** WHAT IS EXPECTED **
Print the data that follows exactly.

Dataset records
============================================================

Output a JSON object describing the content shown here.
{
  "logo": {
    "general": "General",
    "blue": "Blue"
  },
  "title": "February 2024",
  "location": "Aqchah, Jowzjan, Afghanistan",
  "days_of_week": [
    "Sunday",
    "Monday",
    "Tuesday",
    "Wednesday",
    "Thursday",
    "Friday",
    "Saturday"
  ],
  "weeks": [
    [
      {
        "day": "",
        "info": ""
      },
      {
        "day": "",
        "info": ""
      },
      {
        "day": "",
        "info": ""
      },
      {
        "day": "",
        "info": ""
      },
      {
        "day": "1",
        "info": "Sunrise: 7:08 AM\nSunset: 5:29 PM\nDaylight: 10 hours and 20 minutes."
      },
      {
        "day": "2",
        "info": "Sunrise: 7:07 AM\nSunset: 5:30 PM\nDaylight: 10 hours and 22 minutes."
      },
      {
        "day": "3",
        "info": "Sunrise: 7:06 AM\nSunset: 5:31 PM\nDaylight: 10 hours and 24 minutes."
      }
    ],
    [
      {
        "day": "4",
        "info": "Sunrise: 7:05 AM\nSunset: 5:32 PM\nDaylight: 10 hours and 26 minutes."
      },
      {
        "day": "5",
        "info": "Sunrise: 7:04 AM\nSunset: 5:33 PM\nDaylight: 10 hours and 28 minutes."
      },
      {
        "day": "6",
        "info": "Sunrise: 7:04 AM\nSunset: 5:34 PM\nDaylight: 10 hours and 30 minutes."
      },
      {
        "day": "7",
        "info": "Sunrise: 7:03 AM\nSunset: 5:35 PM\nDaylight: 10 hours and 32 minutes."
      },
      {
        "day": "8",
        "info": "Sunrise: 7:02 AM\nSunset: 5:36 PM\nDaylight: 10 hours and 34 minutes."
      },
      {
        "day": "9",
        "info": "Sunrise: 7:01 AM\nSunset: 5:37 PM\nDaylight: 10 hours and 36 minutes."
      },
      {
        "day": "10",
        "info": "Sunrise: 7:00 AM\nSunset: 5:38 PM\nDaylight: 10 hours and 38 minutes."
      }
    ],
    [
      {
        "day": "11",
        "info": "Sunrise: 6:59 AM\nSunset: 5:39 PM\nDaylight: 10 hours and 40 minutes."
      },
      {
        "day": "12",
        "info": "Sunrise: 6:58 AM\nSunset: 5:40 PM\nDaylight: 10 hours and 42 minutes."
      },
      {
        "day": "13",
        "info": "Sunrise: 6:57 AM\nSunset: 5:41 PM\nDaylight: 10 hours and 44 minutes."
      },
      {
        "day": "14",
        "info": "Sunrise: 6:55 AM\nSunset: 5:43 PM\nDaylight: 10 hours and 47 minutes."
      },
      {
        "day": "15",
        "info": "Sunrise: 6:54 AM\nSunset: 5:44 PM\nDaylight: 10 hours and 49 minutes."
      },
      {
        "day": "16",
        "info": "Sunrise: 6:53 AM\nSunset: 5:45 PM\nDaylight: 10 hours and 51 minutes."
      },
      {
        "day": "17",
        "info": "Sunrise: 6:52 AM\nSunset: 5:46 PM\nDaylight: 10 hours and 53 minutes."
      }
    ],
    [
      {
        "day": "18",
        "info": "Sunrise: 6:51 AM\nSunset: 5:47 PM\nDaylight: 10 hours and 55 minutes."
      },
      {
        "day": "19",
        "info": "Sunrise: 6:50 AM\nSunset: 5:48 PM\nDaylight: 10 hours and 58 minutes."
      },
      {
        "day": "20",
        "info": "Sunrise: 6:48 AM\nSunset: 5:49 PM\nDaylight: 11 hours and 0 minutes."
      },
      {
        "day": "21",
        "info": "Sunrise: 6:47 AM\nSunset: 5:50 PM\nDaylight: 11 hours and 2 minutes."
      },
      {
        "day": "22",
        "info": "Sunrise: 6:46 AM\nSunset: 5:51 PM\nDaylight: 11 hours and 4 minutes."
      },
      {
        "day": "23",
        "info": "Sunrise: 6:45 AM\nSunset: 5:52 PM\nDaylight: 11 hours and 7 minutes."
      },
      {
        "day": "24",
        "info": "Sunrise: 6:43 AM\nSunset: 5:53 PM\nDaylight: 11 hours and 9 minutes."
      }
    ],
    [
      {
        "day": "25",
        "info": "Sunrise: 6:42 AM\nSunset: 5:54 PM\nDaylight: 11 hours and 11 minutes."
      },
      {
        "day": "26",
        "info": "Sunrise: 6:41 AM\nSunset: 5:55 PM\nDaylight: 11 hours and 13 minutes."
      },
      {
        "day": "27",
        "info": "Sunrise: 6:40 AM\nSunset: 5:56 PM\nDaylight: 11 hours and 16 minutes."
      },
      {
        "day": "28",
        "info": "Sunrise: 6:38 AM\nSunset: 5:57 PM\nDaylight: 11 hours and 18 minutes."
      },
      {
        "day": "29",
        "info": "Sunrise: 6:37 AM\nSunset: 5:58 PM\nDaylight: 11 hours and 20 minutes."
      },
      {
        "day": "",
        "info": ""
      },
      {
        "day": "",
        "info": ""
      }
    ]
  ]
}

============================================================

** ANSWER TO THE TASK **
Output a JSON object describing the content shown here.
{
  "logo": {
    "general": "General",
    "blue": "Blue"
  },
  "title": "February 2024",
  "location": "Aqchah, Jowzjan, Afghanistan",
  "days_of_week": [
    "Sunday",
    "Monday",
    "Tuesday",
    "Wednesday",
    "Thursday",
    "Friday",
    "Saturday"
  ],
  "weeks": [
    [
      {
        "day": "",
        "info": ""
      },
      {
        "day": "",
        "info": ""
      },
      {
        "day": "",
        "info": ""
      },
      {
        "day": "",
        "info": ""
      },
      {
        "day": "1",
        "info": "Sunrise: 7:08 AM\nSunset: 5:29 PM\nDaylight: 10 hours and 20 minutes."
      },
      {
        "day": "2",
        "info": "Sunrise: 7:07 AM\nSunset: 5:30 PM\nDaylight: 10 hours and 22 minutes."
      },
      {
        "day": "3",
        "info": "Sunrise: 7:06 AM\nSunset: 5:31 PM\nDaylight: 10 hours and 24 minutes."
      }
    ],
    [
      {
        "day": "4",
        "info": "Sunrise: 7:05 AM\nSunset: 5:32 PM\nDaylight: 10 hours and 26 minutes."
      },
      {
        "day": "5",
        "info": "Sunrise: 7:04 AM\nSunset: 5:33 PM\nDaylight: 10 hours and 28 minutes."
      },
      {
        "day": "6",
        "info": "Sunrise: 7:04 AM\nSunset: 5:34 PM\nDaylight: 10 hours and 30 minutes."
      },
      {
        "day": "7",
        "info": "Sunrise: 7:03 AM\nSunset: 5:35 PM\nDaylight: 10 hours and 32 minutes."
      },
      {
        "day": "8",
        "info": "Sunrise: 7:02 AM\nSunset: 5:36 PM\nDaylight: 10 hours and 34 minutes."
      },
      {
        "day": "9",
        "info": "Sunrise: 7:01 AM\nSunset: 5:37 PM\nDaylight: 10 hours and 36 minutes."
      },
      {
        "day": "10",
        "info": "Sunrise: 7:00 AM\nSunset: 5:38 PM\nDaylight: 10 hours and 38 minutes."
      }
    ],
    [
      {
        "day": "11",
        "info": "Sunrise: 6:59 AM\nSunset: 5:39 PM\nDaylight: 10 hours and 40 minutes."
      },
      {
        "day": "12",
        "info": "Sunrise: 6:58 AM\nSunset: 5:40 PM\nDaylight: 10 hours and 42 minutes."
      },
      {
        "day": "13",
        "info": "Sunrise: 6:57 AM\nSunset: 5:41 PM\nDaylight: 10 hours and 44 minutes."
      },
      {
        "day": "14",
        "info": "Sunrise: 6:55 AM\nSunset: 5:43 PM\nDaylight: 10 hours and 47 minutes."
      },
      {
        "day": "15",
        "info": "Sunrise: 6:54 AM\nSunset: 5:44 PM\nDaylight: 10 hours and 49 minutes."
      },
      {
        "day": "16",
        "info": "Sunrise: 6:53 AM\nSunset: 5:45 PM\nDaylight: 10 hours and 51 minutes."
      },
      {
        "day": "17",
        "info": "Sunrise: 6:52 AM\nSunset: 5:46 PM\nDaylight: 10 hours and 53 minutes."
      }
    ],
    [
      {
        "day": "18",
        "info": "Sunrise: 6:51 AM\nSunset: 5:47 PM\nDaylight: 10 hours and 55 minutes."
      },
      {
        "day": "19",
        "info": "Sunrise: 6:50 AM\nSunset: 5:48 PM\nDaylight: 10 hours and 58 minutes."
      },
      {
        "day": "20",
        "info": "Sunrise: 6:48 AM\nSunset: 5:49 PM\nDaylight: 11 hours and 0 minutes."
      },
      {
        "day": "21",
        "info": "Sunrise: 6:47 AM\nSunset: 5:50 PM\nDaylight: 11 hours and 2 minutes."
      },
      {
        "day": "22",
        "info": "Sunrise: 6:46 AM\nSunset: 5:51 PM\nDaylight: 11 hours and 4 minutes."
      },
      {
        "day": "23",
        "info": "Sunrise: 6:45 AM\nSunset: 5:52 PM\nDaylight: 11 hours and 7 minutes."
      },
      {
        "day": "24",
        "info": "Sunrise: 6:43 AM\nSunset: 5:53 PM\nDaylight: 11 hours and 9 minutes."
      }
    ],
    [
      {
        "day": "25",
        "info": "Sunrise: 6:42 AM\nSunset: 5:54 PM\nDaylight: 11 hours and 11 minutes."
      },
      {
        "day": "26",
        "info": "Sunrise: 6:41 AM\nSunset: 5:55 PM\nDaylight: 11 hours and 13 minutes."
      },
      {
        "day": "27",
        "info": "Sunrise: 6:40 AM\nSunset: 5:56 PM\nDaylight: 11 hours and 16 minutes."
      },
      {
        "day": "28",
        "info": "Sunrise: 6:38 AM\nSunset: 5:57 PM\nDaylight: 11 hours and 18 minutes."
      },
      {
        "day": "29",
        "info": "Sunrise: 6:37 AM\nSunset: 5:58 PM\nDaylight: 11 hours and 20 minutes."
      },
      {
        "day": "",
        "info": ""
      },
      {
        "day": "",
        "info": ""
      }
    ]
  ]
}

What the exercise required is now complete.